Exercise task: Take every line that has the string "μοιάζει" and copy it out.

□ □ □ □

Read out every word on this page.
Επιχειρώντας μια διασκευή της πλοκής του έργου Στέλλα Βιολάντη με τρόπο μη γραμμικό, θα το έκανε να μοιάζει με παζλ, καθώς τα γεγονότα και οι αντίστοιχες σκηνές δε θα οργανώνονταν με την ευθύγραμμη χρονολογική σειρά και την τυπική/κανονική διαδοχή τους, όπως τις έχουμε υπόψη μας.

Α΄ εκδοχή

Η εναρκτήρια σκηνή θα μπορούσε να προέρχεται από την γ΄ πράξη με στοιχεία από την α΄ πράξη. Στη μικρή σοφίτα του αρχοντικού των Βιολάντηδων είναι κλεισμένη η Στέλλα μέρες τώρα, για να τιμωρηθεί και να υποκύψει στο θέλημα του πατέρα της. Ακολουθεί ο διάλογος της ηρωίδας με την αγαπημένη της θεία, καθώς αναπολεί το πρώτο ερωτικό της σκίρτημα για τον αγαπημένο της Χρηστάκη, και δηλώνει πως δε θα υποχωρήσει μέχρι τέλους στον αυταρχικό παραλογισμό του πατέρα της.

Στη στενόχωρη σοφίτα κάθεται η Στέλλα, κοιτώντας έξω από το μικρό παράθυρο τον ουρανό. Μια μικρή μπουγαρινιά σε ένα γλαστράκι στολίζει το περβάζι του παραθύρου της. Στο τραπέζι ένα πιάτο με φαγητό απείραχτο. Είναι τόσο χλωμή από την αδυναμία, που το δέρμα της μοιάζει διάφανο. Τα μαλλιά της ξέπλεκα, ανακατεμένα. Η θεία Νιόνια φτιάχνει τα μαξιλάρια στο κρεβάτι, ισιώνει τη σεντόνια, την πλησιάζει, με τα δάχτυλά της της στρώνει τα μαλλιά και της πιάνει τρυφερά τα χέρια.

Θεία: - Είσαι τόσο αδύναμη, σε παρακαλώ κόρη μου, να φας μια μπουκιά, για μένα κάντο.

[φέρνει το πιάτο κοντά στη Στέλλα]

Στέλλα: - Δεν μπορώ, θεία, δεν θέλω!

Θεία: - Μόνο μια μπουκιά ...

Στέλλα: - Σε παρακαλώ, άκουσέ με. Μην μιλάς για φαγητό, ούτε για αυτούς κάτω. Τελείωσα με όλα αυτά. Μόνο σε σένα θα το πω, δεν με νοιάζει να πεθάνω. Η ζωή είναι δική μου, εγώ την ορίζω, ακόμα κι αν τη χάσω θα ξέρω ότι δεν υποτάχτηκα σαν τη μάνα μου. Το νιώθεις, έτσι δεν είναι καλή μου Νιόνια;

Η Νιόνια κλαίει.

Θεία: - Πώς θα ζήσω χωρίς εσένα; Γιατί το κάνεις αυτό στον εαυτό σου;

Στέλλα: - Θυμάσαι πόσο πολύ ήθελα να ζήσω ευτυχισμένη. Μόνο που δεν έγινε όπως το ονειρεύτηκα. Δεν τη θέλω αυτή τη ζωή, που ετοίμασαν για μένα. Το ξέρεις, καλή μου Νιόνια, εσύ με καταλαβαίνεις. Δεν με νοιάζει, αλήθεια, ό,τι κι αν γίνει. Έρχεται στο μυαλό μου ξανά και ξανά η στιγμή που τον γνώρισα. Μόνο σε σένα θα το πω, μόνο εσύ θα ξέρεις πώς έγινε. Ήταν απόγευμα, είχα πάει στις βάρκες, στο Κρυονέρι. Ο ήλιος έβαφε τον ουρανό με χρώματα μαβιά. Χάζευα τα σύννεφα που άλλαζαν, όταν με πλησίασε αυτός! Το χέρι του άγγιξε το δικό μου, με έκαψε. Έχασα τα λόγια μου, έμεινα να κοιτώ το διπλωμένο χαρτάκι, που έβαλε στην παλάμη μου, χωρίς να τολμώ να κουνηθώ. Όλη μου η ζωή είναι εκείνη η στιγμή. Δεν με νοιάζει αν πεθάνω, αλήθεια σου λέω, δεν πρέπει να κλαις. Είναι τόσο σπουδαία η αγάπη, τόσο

□ □ □ □

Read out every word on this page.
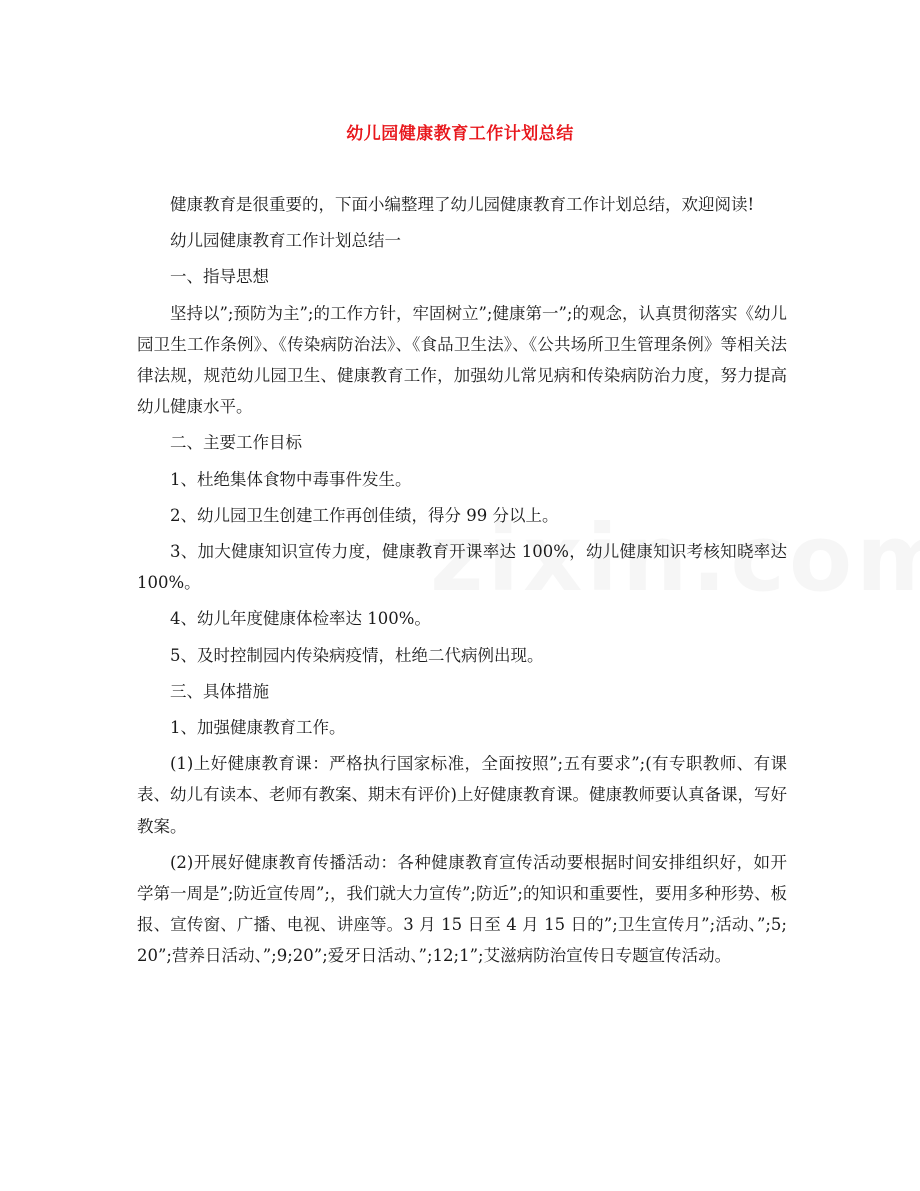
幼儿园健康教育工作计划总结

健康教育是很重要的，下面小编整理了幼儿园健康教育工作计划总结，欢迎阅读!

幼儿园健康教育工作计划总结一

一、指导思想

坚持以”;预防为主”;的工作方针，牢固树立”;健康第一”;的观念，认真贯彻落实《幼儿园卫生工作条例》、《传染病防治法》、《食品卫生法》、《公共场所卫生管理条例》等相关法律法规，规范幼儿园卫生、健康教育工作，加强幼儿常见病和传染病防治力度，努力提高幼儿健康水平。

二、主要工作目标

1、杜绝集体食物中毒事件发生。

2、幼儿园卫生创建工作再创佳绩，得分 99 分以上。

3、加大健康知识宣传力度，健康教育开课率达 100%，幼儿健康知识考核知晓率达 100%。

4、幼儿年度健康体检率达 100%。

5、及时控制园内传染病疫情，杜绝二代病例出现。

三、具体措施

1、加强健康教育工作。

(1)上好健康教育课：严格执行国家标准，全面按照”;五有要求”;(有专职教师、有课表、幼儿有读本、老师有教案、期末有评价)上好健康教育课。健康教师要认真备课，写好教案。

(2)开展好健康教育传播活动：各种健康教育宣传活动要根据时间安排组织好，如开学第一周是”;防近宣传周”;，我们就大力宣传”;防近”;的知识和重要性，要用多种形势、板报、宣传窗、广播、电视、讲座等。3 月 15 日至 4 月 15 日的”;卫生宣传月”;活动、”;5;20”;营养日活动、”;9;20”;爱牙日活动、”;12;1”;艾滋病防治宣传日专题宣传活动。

□ □ □ □

Task solution:
Επιχειρώντας μια διασκευή της πλοκής του έργου Στέλλα Βιολάντη με τρόπο μη γραμμικό, θα το έκανε να μοιάζει με παζλ, καθώς τα γεγονότα και οι αντίστοιχες σκηνές δε θα οργανώνονταν με την ευθύγραμμη χρονολογική σειρά και την τυπική/κανονική διαδοχή τους, όπως τις έχουμε υπόψη μας.
Στη στενόχωρη σοφίτα κάθεται η Στέλλα, κοιτώντας έξω από το μικρό παράθυρο τον ουρανό. Μια μικρή μπουγαρινιά σε ένα γλαστράκι στολίζει το περβάζι του παραθύρου της. Στο τραπέζι ένα πιάτο με φαγητό απείραχτο. Είναι τόσο χλωμή από την αδυναμία, που το δέρμα της μοιάζει διάφανο. Τα μαλλιά της ξέπλεκα, ανακατεμένα. Η θεία Νιόνια φτιάχνει τα μαξιλάρια στο κρεβάτι, ισιώνει τη σεντόνια, την πλησιάζει, με τα δάχτυλά της της στρώνει τα μαλλιά και της πιάνει τρυφερά τα χέρια.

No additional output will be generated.